> WRITTEN TASK
Produce an exact copy of all the records.

> RECORD SET

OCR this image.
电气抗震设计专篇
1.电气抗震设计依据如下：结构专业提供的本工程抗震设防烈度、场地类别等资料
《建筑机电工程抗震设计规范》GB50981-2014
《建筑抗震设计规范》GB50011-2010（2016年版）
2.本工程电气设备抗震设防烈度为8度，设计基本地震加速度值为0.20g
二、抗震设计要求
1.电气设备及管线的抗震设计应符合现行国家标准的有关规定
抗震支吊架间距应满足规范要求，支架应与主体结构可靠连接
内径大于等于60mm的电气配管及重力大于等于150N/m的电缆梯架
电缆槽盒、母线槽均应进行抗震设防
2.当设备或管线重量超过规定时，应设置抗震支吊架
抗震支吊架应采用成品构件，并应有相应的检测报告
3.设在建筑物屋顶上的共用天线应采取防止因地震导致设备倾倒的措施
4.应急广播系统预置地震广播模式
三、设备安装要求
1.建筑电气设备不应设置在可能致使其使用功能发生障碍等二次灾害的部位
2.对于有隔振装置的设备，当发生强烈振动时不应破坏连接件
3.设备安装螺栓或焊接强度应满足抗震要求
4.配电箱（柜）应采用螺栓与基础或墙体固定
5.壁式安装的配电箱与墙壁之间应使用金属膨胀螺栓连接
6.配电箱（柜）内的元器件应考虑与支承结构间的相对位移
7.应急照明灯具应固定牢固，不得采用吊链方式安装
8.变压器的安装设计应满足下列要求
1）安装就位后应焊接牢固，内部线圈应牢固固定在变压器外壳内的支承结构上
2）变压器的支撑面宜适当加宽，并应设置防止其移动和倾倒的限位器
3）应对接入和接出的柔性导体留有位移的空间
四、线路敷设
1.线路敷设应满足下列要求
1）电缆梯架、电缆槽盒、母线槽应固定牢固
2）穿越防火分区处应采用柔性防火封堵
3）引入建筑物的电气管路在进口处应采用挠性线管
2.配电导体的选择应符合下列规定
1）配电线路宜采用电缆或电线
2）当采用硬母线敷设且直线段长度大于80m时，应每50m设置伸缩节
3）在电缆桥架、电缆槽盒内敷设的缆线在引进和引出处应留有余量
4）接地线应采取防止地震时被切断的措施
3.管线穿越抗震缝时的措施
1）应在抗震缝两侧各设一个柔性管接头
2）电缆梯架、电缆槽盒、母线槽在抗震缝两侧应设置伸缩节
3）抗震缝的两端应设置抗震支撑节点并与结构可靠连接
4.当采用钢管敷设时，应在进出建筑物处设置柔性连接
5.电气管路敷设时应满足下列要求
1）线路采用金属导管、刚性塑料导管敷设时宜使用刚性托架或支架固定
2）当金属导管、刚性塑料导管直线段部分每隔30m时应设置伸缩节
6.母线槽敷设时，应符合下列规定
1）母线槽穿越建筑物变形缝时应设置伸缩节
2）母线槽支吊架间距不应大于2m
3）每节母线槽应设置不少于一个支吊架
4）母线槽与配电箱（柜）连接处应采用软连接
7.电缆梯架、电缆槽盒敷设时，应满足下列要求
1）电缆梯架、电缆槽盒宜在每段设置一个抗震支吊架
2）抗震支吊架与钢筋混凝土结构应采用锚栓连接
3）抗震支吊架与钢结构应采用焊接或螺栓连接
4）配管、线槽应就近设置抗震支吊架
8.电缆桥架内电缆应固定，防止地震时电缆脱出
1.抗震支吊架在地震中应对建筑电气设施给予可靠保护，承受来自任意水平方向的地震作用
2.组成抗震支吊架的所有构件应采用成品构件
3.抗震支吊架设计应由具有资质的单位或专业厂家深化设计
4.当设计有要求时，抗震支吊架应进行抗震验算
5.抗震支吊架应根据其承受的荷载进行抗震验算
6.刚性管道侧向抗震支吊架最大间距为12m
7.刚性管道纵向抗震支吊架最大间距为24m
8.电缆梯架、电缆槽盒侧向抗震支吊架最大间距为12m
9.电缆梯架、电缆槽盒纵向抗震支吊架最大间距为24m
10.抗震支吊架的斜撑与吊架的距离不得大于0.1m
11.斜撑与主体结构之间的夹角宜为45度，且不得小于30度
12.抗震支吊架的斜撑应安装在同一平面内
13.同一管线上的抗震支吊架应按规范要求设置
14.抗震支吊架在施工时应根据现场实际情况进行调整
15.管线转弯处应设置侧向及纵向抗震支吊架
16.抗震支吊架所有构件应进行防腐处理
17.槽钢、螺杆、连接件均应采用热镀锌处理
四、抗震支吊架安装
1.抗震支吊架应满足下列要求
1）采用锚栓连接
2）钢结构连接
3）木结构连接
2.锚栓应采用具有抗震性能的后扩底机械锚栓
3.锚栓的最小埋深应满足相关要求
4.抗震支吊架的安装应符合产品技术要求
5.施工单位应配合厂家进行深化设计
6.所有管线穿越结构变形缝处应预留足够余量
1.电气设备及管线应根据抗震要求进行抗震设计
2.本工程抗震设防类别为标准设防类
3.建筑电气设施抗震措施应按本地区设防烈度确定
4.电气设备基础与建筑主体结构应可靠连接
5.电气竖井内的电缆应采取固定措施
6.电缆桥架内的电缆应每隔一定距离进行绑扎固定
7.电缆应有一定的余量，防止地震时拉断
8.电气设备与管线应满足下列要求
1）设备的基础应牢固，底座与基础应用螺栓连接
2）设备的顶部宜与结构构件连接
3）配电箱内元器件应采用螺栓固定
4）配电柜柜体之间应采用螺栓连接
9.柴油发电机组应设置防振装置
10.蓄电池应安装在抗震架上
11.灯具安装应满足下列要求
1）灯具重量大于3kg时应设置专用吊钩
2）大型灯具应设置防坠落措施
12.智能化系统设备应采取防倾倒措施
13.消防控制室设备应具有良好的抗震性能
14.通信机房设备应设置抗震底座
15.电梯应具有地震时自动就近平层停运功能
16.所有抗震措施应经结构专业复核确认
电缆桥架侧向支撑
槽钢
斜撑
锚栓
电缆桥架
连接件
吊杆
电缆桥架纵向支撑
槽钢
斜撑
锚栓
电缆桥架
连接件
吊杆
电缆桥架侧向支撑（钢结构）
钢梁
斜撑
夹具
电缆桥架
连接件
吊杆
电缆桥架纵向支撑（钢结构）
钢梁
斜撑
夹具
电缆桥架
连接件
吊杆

> COMPLETED TASK
OCR this image.
电气抗震设计专篇
1.电气抗震设计依据如下：结构专业提供的本工程抗震设防烈度、场地类别等资料
《建筑机电工程抗震设计规范》GB50981-2014
《建筑抗震设计规范》GB50011-2010（2016年版）
2.本工程电气设备抗震设防烈度为8度，设计基本地震加速度值为0.20g
二、抗震设计要求
1.电气设备及管线的抗震设计应符合现行国家标准的有关规定
抗震支吊架间距应满足规范要求，支架应与主体结构可靠连接
内径大于等于60mm的电气配管及重力大于等于150N/m的电缆梯架
电缆槽盒、母线槽均应进行抗震设防
2.当设备或管线重量超过规定时，应设置抗震支吊架
抗震支吊架应采用成品构件，并应有相应的检测报告
3.设在建筑物屋顶上的共用天线应采取防止因地震导致设备倾倒的措施
4.应急广播系统预置地震广播模式
三、设备安装要求
1.建筑电气设备不应设置在可能致使其使用功能发生障碍等二次灾害的部位
2.对于有隔振装置的设备，当发生强烈振动时不应破坏连接件
3.设备安装螺栓或焊接强度应满足抗震要求
4.配电箱（柜）应采用螺栓与基础或墙体固定
5.壁式安装的配电箱与墙壁之间应使用金属膨胀螺栓连接
6.配电箱（柜）内的元器件应考虑与支承结构间的相对位移
7.应急照明灯具应固定牢固，不得采用吊链方式安装
8.变压器的安装设计应满足下列要求
1）安装就位后应焊接牢固，内部线圈应牢固固定在变压器外壳内的支承结构上
2）变压器的支撑面宜适当加宽，并应设置防止其移动和倾倒的限位器
3）应对接入和接出的柔性导体留有位移的空间
四、线路敷设
1.线路敷设应满足下列要求
1）电缆梯架、电缆槽盒、母线槽应固定牢固
2）穿越防火分区处应采用柔性防火封堵
3）引入建筑物的电气管路在进口处应采用挠性线管
2.配电导体的选择应符合下列规定
1）配电线路宜采用电缆或电线
2）当采用硬母线敷设且直线段长度大于80m时，应每50m设置伸缩节
3）在电缆桥架、电缆槽盒内敷设的缆线在引进和引出处应留有余量
4）接地线应采取防止地震时被切断的措施
3.管线穿越抗震缝时的措施
1）应在抗震缝两侧各设一个柔性管接头
2）电缆梯架、电缆槽盒、母线槽在抗震缝两侧应设置伸缩节
3）抗震缝的两端应设置抗震支撑节点并与结构可靠连接
4.当采用钢管敷设时，应在进出建筑物处设置柔性连接
5.电气管路敷设时应满足下列要求
1）线路采用金属导管、刚性塑料导管敷设时宜使用刚性托架或支架固定
2）当金属导管、刚性塑料导管直线段部分每隔30m时应设置伸缩节
6.母线槽敷设时，应符合下列规定
1）母线槽穿越建筑物变形缝时应设置伸缩节
2）母线槽支吊架间距不应大于2m
3）每节母线槽应设置不少于一个支吊架
4）母线槽与配电箱（柜）连接处应采用软连接
7.电缆梯架、电缆槽盒敷设时，应满足下列要求
1）电缆梯架、电缆槽盒宜在每段设置一个抗震支吊架
2）抗震支吊架与钢筋混凝土结构应采用锚栓连接
3）抗震支吊架与钢结构应采用焊接或螺栓连接
4）配管、线槽应就近设置抗震支吊架
8.电缆桥架内电缆应固定，防止地震时电缆脱出
1.抗震支吊架在地震中应对建筑电气设施给予可靠保护，承受来自任意水平方向的地震作用
2.组成抗震支吊架的所有构件应采用成品构件
3.抗震支吊架设计应由具有资质的单位或专业厂家深化设计
4.当设计有要求时，抗震支吊架应进行抗震验算
5.抗震支吊架应根据其承受的荷载进行抗震验算
6.刚性管道侧向抗震支吊架最大间距为12m
7.刚性管道纵向抗震支吊架最大间距为24m
8.电缆梯架、电缆槽盒侧向抗震支吊架最大间距为12m
9.电缆梯架、电缆槽盒纵向抗震支吊架最大间距为24m
10.抗震支吊架的斜撑与吊架的距离不得大于0.1m
11.斜撑与主体结构之间的夹角宜为45度，且不得小于30度
12.抗震支吊架的斜撑应安装在同一平面内
13.同一管线上的抗震支吊架应按规范要求设置
14.抗震支吊架在施工时应根据现场实际情况进行调整
15.管线转弯处应设置侧向及纵向抗震支吊架
16.抗震支吊架所有构件应进行防腐处理
17.槽钢、螺杆、连接件均应采用热镀锌处理
四、抗震支吊架安装
1.抗震支吊架应满足下列要求
1）采用锚栓连接
2）钢结构连接
3）木结构连接
2.锚栓应采用具有抗震性能的后扩底机械锚栓
3.锚栓的最小埋深应满足相关要求
4.抗震支吊架的安装应符合产品技术要求
5.施工单位应配合厂家进行深化设计
6.所有管线穿越结构变形缝处应预留足够余量
1.电气设备及管线应根据抗震要求进行抗震设计
2.本工程抗震设防类别为标准设防类
3.建筑电气设施抗震措施应按本地区设防烈度确定
4.电气设备基础与建筑主体结构应可靠连接
5.电气竖井内的电缆应采取固定措施
6.电缆桥架内的电缆应每隔一定距离进行绑扎固定
7.电缆应有一定的余量，防止地震时拉断
8.电气设备与管线应满足下列要求
1）设备的基础应牢固，底座与基础应用螺栓连接
2）设备的顶部宜与结构构件连接
3）配电箱内元器件应采用螺栓固定
4）配电柜柜体之间应采用螺栓连接
9.柴油发电机组应设置防振装置
10.蓄电池应安装在抗震架上
11.灯具安装应满足下列要求
1）灯具重量大于3kg时应设置专用吊钩
2）大型灯具应设置防坠落措施
12.智能化系统设备应采取防倾倒措施
13.消防控制室设备应具有良好的抗震性能
14.通信机房设备应设置抗震底座
15.电梯应具有地震时自动就近平层停运功能
16.所有抗震措施应经结构专业复核确认
电缆桥架侧向支撑
槽钢
斜撑
锚栓
电缆桥架
连接件
吊杆
电缆桥架纵向支撑
槽钢
斜撑
锚栓
电缆桥架
连接件
吊杆
电缆桥架侧向支撑（钢结构）
钢梁
斜撑
夹具
电缆桥架
连接件
吊杆
电缆桥架纵向支撑（钢结构）
钢梁
斜撑
夹具
电缆桥架
连接件
吊杆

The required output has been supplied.